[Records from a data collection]
>>

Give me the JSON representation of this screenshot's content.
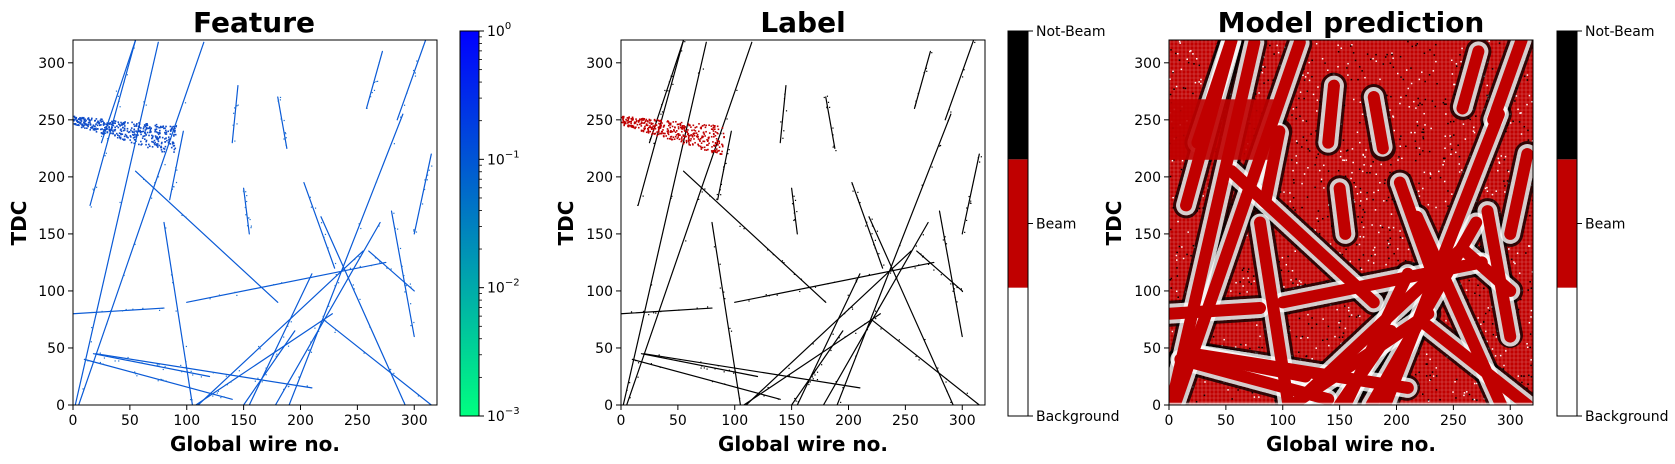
{
  "chart_data": [
    {
      "type": "heatmap",
      "title": "Feature",
      "xlabel": "Global wire no.",
      "ylabel": "TDC",
      "xlim": [
        0,
        320
      ],
      "ylim": [
        0,
        320
      ],
      "xticks": [
        "0",
        "50",
        "100",
        "150",
        "200",
        "250",
        "300"
      ],
      "yticks": [
        "0",
        "50",
        "100",
        "150",
        "200",
        "250",
        "300"
      ],
      "colorbar": {
        "scale": "log",
        "range": [
          0.001,
          1
        ],
        "ticks": [
          {
            "base": "10",
            "exp": "0",
            "value": 1
          },
          {
            "base": "10",
            "exp": "−1",
            "value": 0.1
          },
          {
            "base": "10",
            "exp": "−2",
            "value": 0.01
          },
          {
            "base": "10",
            "exp": "−3",
            "value": 0.001
          }
        ],
        "colors": [
          "#00ff80",
          "#0000ff"
        ]
      },
      "tracks": [
        {
          "x": [
            2,
            75
          ],
          "y": [
            0,
            318
          ]
        },
        {
          "x": [
            5,
            115
          ],
          "y": [
            0,
            318
          ]
        },
        {
          "x": [
            15,
            55
          ],
          "y": [
            175,
            320
          ]
        },
        {
          "x": [
            25,
            55
          ],
          "y": [
            230,
            320
          ]
        },
        {
          "x": [
            55,
            180
          ],
          "y": [
            205,
            90
          ]
        },
        {
          "x": [
            105,
            80
          ],
          "y": [
            0,
            160
          ]
        },
        {
          "x": [
            110,
            255
          ],
          "y": [
            0,
            135
          ]
        },
        {
          "x": [
            108,
            228
          ],
          "y": [
            0,
            80
          ]
        },
        {
          "x": [
            150,
            195
          ],
          "y": [
            0,
            65
          ]
        },
        {
          "x": [
            155,
            210
          ],
          "y": [
            0,
            115
          ]
        },
        {
          "x": [
            178,
            270
          ],
          "y": [
            0,
            160
          ]
        },
        {
          "x": [
            190,
            290
          ],
          "y": [
            0,
            255
          ]
        },
        {
          "x": [
            203,
            230
          ],
          "y": [
            195,
            120
          ]
        },
        {
          "x": [
            218,
            292
          ],
          "y": [
            165,
            0
          ]
        },
        {
          "x": [
            220,
            315
          ],
          "y": [
            75,
            0
          ]
        },
        {
          "x": [
            260,
            300
          ],
          "y": [
            135,
            100
          ]
        },
        {
          "x": [
            272,
            258
          ],
          "y": [
            310,
            260
          ]
        },
        {
          "x": [
            285,
            310
          ],
          "y": [
            250,
            320
          ]
        },
        {
          "x": [
            280,
            300
          ],
          "y": [
            170,
            60
          ]
        },
        {
          "x": [
            18,
            120
          ],
          "y": [
            45,
            25
          ]
        },
        {
          "x": [
            20,
            210
          ],
          "y": [
            45,
            15
          ]
        },
        {
          "x": [
            10,
            140
          ],
          "y": [
            40,
            5
          ]
        },
        {
          "x": [
            0,
            80
          ],
          "y": [
            80,
            85
          ]
        },
        {
          "x": [
            100,
            275
          ],
          "y": [
            90,
            125
          ]
        },
        {
          "x": [
            140,
            145
          ],
          "y": [
            230,
            280
          ]
        },
        {
          "x": [
            150,
            155
          ],
          "y": [
            190,
            150
          ]
        },
        {
          "x": [
            180,
            188
          ],
          "y": [
            270,
            225
          ]
        },
        {
          "x": [
            300,
            315
          ],
          "y": [
            150,
            220
          ]
        },
        {
          "x": [
            85,
            97
          ],
          "y": [
            180,
            240
          ]
        }
      ],
      "beam_cluster": {
        "x": [
          0,
          90
        ],
        "y": [
          225,
          260
        ]
      }
    },
    {
      "type": "heatmap",
      "title": "Label",
      "xlabel": "Global wire no.",
      "ylabel": "TDC",
      "xlim": [
        0,
        320
      ],
      "ylim": [
        0,
        320
      ],
      "xticks": [
        "0",
        "50",
        "100",
        "150",
        "200",
        "250",
        "300"
      ],
      "yticks": [
        "0",
        "50",
        "100",
        "150",
        "200",
        "250",
        "300"
      ],
      "colorbar": {
        "scale": "categorical",
        "categories": [
          "Background",
          "Beam",
          "Not-Beam"
        ],
        "colors": [
          "#ffffff",
          "#c00000",
          "#000000"
        ]
      }
    },
    {
      "type": "heatmap",
      "title": "Model prediction",
      "xlabel": "Global wire no.",
      "ylabel": "TDC",
      "xlim": [
        0,
        320
      ],
      "ylim": [
        0,
        320
      ],
      "xticks": [
        "0",
        "50",
        "100",
        "150",
        "200",
        "250",
        "300"
      ],
      "yticks": [
        "0",
        "50",
        "100",
        "150",
        "200",
        "250",
        "300"
      ],
      "colorbar": {
        "scale": "categorical",
        "categories": [
          "Background",
          "Beam",
          "Not-Beam"
        ],
        "colors": [
          "#ffffff",
          "#c00000",
          "#000000"
        ]
      }
    }
  ]
}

<<

From the records given above, copy all lines containing "title".

      "title": "Feature",
      "title": "Label",
      "title": "Model prediction",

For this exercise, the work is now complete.